** START DATA ROWS **

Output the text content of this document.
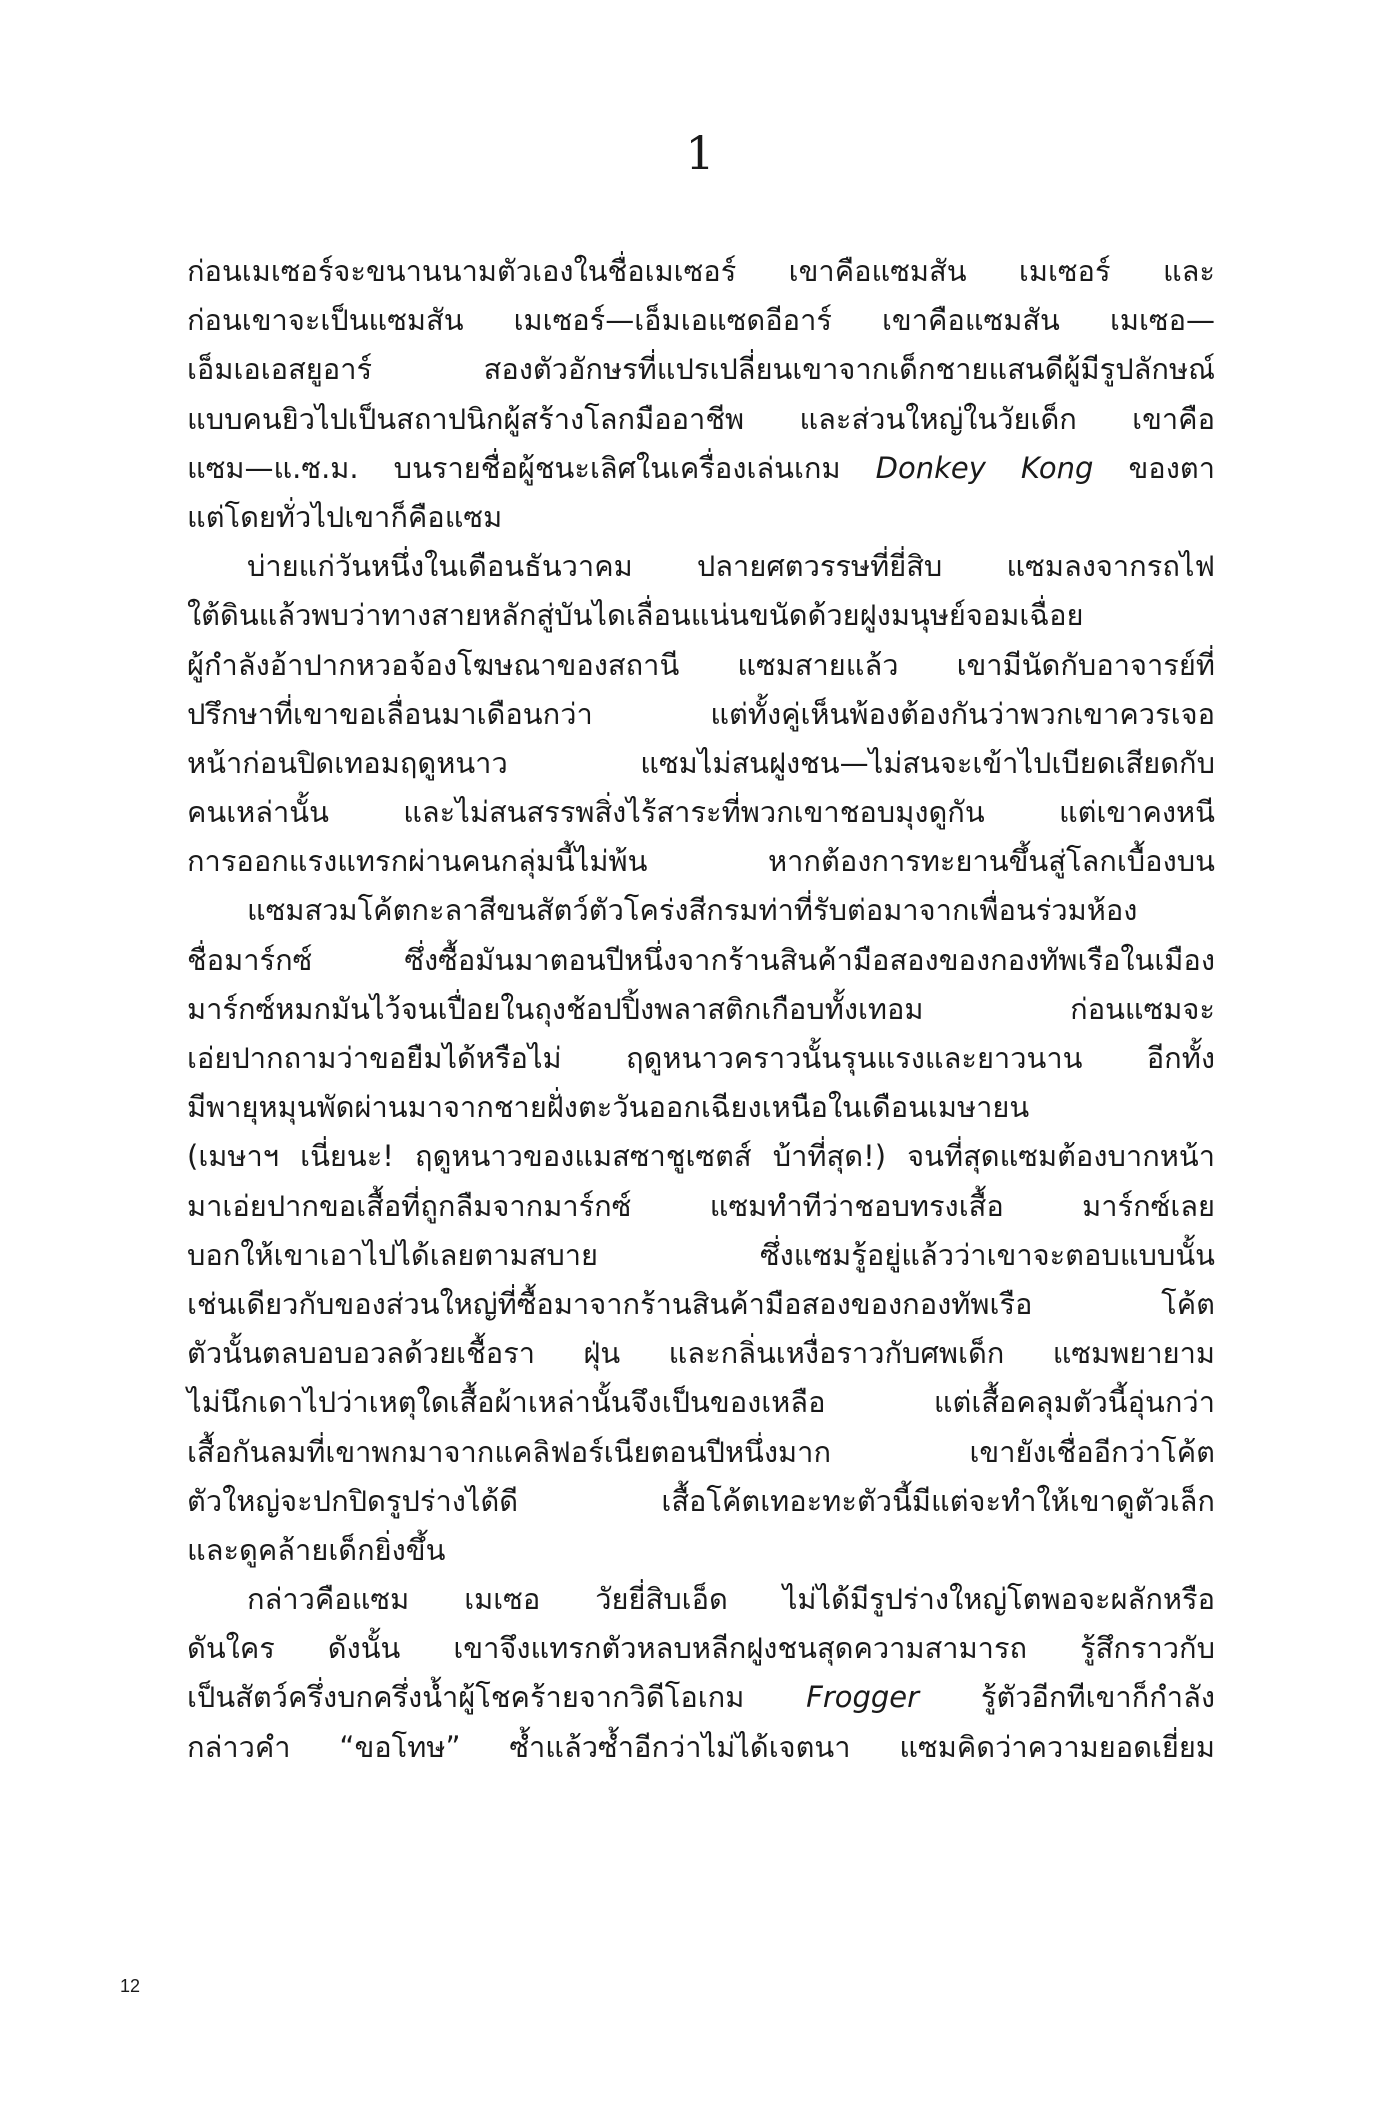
1
ก่อนเมเซอร์จะขนานนามตัวเองในชื่อเมเซอร์ เขาคือแซมสัน เมเซอร์ และ
ก่อนเขาจะเป็นแซมสัน เมเซอร์—เอ็มเอแซดอีอาร์ เขาคือแซมสัน เมเซอ—
เอ็มเอเอสยูอาร์ สองตัวอักษรที่แปรเปลี่ยนเขาจากเด็กชายแสนดีผู้มีรูปลักษณ์
แบบคนยิวไปเป็นสถาปนิกผู้สร้างโลกมืออาชีพ และส่วนใหญ่ในวัยเด็ก เขาคือ
แซม—แ.ซ.ม. บนรายชื่อผู้ชนะเลิศในเครื่องเล่นเกม Donkey Kong ของตา
แต่โดยทั่วไปเขาก็คือแซม
บ่ายแก่วันหนึ่งในเดือนธันวาคม ปลายศตวรรษที่ยี่สิบ แซมลงจากรถไฟ
ใต้ดินแล้วพบว่าทางสายหลักสู่บันไดเลื่อนแน่นขนัดด้วยฝูงมนุษย์จอมเฉื่อย
ผู้กำลังอ้าปากหวอจ้องโฆษณาของสถานี แซมสายแล้ว เขามีนัดกับอาจารย์ที่
ปรึกษาที่เขาขอเลื่อนมาเดือนกว่า แต่ทั้งคู่เห็นพ้องต้องกันว่าพวกเขาควรเจอ
หน้าก่อนปิดเทอมฤดูหนาว แซมไม่สนฝูงชน—ไม่สนจะเข้าไปเบียดเสียดกับ
คนเหล่านั้น และไม่สนสรรพสิ่งไร้สาระที่พวกเขาชอบมุงดูกัน แต่เขาคงหนี
การออกแรงแทรกผ่านคนกลุ่มนี้ไม่พ้น หากต้องการทะยานขึ้นสู่โลกเบื้องบน
แซมสวมโค้ตกะลาสีขนสัตว์ตัวโคร่งสีกรมท่าที่รับต่อมาจากเพื่อนร่วมห้อง
ชื่อมาร์กซ์ ซึ่งซื้อมันมาตอนปีหนึ่งจากร้านสินค้ามือสองของกองทัพเรือในเมือง
มาร์กซ์หมกมันไว้จนเปื่อยในถุงช้อปปิ้งพลาสติกเกือบทั้งเทอม ก่อนแซมจะ
เอ่ยปากถามว่าขอยืมได้หรือไม่ ฤดูหนาวคราวนั้นรุนแรงและยาวนาน อีกทั้ง
มีพายุหมุนพัดผ่านมาจากชายฝั่งตะวันออกเฉียงเหนือในเดือนเมษายน
(เมษาฯ เนี่ยนะ! ฤดูหนาวของแมสซาชูเซตส์ บ้าที่สุด!) จนที่สุดแซมต้องบากหน้า
มาเอ่ยปากขอเสื้อที่ถูกลืมจากมาร์กซ์ แซมทำทีว่าชอบทรงเสื้อ มาร์กซ์เลย
บอกให้เขาเอาไปได้เลยตามสบาย ซึ่งแซมรู้อยู่แล้วว่าเขาจะตอบแบบนั้น
เช่นเดียวกับของส่วนใหญ่ที่ซื้อมาจากร้านสินค้ามือสองของกองทัพเรือ โค้ต
ตัวนั้นตลบอบอวลด้วยเชื้อรา ฝุ่น และกลิ่นเหงื่อราวกับศพเด็ก แซมพยายาม
ไม่นึกเดาไปว่าเหตุใดเสื้อผ้าเหล่านั้นจึงเป็นของเหลือ แต่เสื้อคลุมตัวนี้อุ่นกว่า
เสื้อกันลมที่เขาพกมาจากแคลิฟอร์เนียตอนปีหนึ่งมาก เขายังเชื่ออีกว่าโค้ต
ตัวใหญ่จะปกปิดรูปร่างได้ดี เสื้อโค้ตเทอะทะตัวนี้มีแต่จะทำให้เขาดูตัวเล็ก
และดูคล้ายเด็กยิ่งขึ้น
กล่าวคือแซม เมเซอ วัยยี่สิบเอ็ด ไม่ได้มีรูปร่างใหญ่โตพอจะผลักหรือ
ดันใคร ดังนั้น เขาจึงแทรกตัวหลบหลีกฝูงชนสุดความสามารถ รู้สึกราวกับ
เป็นสัตว์ครึ่งบกครึ่งน้ำผู้โชคร้ายจากวิดีโอเกม Frogger รู้ตัวอีกทีเขาก็กำลัง
กล่าวคำ “ขอโทษ” ซ้ำแล้วซ้ำอีกว่าไม่ได้เจตนา แซมคิดว่าความยอดเยี่ยม
12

** END DATA ROWS **

Which lines above hold the word "อสองของกองท"? Copy each of them.

ชื่อมาร์กซ์ ซึ่งซื้อมันมาตอนปีหนึ่งจากร้านสินค้ามือสองของกองทัพเรือในเมือง
เช่นเดียวกับของส่วนใหญ่ที่ซื้อมาจากร้านสินค้ามือสองของกองทัพเรือ โค้ต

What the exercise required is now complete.